_Stored entries_:
#####

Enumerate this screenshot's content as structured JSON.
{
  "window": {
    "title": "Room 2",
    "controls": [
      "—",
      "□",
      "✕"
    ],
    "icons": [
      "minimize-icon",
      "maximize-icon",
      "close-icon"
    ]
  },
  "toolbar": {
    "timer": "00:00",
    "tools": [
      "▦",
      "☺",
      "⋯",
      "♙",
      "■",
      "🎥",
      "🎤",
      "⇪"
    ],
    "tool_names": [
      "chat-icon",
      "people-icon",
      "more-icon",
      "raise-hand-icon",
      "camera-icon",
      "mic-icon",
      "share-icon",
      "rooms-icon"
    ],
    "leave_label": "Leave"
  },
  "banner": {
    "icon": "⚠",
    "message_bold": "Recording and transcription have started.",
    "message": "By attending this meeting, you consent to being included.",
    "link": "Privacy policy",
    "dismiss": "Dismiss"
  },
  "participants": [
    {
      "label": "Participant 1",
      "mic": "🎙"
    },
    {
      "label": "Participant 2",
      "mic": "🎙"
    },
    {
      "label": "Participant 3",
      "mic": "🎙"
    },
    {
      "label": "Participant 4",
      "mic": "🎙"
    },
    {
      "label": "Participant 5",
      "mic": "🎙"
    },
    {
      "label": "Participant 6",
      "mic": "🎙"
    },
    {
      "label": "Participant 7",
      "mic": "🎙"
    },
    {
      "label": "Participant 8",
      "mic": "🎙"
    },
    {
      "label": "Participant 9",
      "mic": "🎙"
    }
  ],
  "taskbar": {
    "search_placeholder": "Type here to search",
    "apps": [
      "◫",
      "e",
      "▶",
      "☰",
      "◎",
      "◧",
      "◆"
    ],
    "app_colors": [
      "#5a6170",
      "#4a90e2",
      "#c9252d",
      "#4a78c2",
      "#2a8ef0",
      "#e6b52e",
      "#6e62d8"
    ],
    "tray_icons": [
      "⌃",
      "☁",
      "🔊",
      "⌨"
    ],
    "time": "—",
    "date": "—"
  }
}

#####

_Brief_: Give only the number of lines in the entries above that contain the string "this".

_Solved exercise_: 2